┌────────

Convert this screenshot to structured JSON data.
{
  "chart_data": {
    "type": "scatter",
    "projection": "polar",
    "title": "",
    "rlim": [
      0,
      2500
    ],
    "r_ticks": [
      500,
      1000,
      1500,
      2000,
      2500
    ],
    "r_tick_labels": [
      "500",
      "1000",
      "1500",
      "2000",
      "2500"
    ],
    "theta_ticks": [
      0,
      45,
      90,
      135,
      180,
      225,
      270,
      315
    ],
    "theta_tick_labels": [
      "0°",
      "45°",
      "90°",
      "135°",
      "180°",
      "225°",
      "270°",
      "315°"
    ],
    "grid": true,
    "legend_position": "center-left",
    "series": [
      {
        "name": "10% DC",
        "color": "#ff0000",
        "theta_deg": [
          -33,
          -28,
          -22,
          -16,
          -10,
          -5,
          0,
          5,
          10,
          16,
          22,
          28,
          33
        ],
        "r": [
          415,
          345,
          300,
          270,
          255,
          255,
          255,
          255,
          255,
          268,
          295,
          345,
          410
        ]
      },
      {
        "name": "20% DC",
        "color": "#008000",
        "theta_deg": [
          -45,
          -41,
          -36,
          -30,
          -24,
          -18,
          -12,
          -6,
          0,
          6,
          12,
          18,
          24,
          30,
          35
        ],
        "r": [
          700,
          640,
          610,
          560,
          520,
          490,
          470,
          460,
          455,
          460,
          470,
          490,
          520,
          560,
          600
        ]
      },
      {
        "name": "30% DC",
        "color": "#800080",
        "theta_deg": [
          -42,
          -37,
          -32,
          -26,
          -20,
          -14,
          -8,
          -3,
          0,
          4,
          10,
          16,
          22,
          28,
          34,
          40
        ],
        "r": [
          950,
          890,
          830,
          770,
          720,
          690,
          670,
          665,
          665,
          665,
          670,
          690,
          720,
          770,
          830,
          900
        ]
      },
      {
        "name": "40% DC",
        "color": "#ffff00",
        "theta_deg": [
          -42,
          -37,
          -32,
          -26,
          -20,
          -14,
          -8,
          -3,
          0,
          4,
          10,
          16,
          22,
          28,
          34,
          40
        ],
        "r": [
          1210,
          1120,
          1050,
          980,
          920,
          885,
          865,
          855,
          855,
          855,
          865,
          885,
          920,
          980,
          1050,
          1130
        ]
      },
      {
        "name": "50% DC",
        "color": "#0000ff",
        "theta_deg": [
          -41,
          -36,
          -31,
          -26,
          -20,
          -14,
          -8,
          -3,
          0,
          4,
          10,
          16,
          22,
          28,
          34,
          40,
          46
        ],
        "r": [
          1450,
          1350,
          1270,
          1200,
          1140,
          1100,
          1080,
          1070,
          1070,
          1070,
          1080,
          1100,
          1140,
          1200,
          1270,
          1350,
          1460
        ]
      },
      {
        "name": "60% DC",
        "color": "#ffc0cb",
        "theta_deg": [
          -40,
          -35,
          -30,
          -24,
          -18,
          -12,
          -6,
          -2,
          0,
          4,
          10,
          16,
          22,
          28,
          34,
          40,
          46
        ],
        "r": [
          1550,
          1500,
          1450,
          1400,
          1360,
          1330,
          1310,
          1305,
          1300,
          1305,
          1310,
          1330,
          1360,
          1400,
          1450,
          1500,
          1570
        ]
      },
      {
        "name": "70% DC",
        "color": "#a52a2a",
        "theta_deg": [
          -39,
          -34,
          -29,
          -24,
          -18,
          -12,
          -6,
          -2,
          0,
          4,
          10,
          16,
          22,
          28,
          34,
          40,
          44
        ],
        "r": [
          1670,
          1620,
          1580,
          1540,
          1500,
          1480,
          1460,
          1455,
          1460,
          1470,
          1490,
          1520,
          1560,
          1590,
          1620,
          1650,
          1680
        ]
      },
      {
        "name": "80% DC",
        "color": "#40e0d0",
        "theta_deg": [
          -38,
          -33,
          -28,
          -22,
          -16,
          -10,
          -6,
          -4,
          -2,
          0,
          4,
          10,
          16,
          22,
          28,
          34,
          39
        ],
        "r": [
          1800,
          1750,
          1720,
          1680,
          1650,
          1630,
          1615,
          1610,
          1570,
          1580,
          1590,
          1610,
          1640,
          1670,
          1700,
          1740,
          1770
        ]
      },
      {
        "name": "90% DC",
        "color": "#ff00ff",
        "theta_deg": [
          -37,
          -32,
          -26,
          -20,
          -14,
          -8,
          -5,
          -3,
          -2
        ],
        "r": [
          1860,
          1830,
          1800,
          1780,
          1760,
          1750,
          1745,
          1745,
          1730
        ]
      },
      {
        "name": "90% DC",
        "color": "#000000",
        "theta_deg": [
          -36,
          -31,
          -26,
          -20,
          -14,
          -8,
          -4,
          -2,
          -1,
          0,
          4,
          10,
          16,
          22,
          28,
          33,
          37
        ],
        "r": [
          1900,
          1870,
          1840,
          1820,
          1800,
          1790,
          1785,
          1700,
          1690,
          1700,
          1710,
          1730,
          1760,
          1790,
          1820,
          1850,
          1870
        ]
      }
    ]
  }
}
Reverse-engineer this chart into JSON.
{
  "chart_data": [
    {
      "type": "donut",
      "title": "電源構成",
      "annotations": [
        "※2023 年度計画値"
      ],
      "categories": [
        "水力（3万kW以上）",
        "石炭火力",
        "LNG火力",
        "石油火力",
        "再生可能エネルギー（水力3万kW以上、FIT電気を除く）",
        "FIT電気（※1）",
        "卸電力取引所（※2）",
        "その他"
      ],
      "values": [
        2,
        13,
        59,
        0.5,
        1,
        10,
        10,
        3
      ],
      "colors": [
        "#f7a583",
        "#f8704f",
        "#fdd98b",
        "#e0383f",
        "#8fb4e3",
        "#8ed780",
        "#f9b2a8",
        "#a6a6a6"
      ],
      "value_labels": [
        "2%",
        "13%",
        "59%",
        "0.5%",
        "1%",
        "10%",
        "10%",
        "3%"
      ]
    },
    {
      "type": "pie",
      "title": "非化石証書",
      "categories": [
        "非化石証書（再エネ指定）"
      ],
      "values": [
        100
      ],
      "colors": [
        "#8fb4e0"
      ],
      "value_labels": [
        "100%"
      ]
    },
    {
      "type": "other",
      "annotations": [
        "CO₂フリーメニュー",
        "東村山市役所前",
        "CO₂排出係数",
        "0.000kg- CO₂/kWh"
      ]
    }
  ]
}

└────────

What the exercise asks — Look for lines containing the string "name" and copy them all.

Finished exercise —
        "name": "10% DC",
        "name": "20% DC",
        "name": "30% DC",
        "name": "40% DC",
        "name": "50% DC",
        "name": "60% DC",
        "name": "70% DC",
        "name": "80% DC",
        "name": "90% DC",
        "name": "90% DC",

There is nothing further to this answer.